-- start of Data for this exercise --

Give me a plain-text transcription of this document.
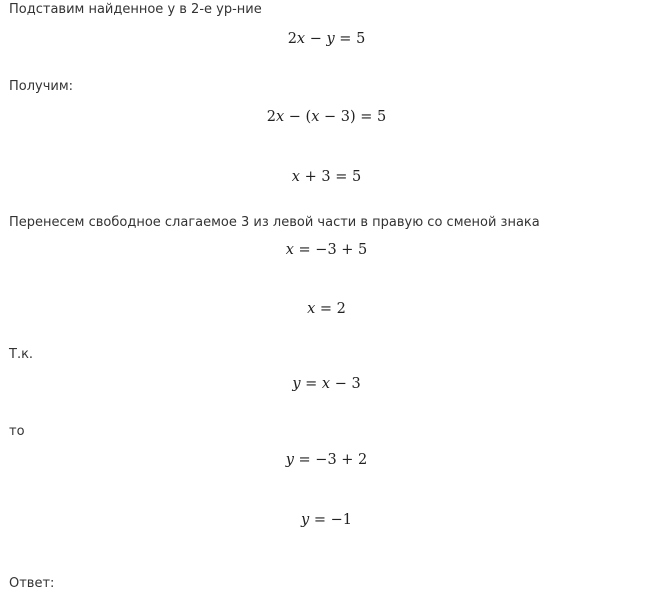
Подставим найденное у в 2-е ур-ние
2x − y = 5
Получим:
2x − (x − 3) = 5
x + 3 = 5
Перенесем свободное слагаемое 3 из левой части в правую со сменой знака
x = −3 + 5
x = 2
Т.к.
y = x − 3
то
y = −3 + 2
y = −1
Ответ:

-- end of Data for this exercise --

**Challenge**
Your task is to return the entries above exactly, with no pictures.

**Output below**
Give me a plain-text transcription of this document.
Подставим найденное у в 2-е ур-ние
2x − y = 5
Получим:
2x − (x − 3) = 5
x + 3 = 5
Перенесем свободное слагаемое 3 из левой части в правую со сменой знака
x = −3 + 5
x = 2
Т.к.
y = x − 3
то
y = −3 + 2
y = −1
Ответ:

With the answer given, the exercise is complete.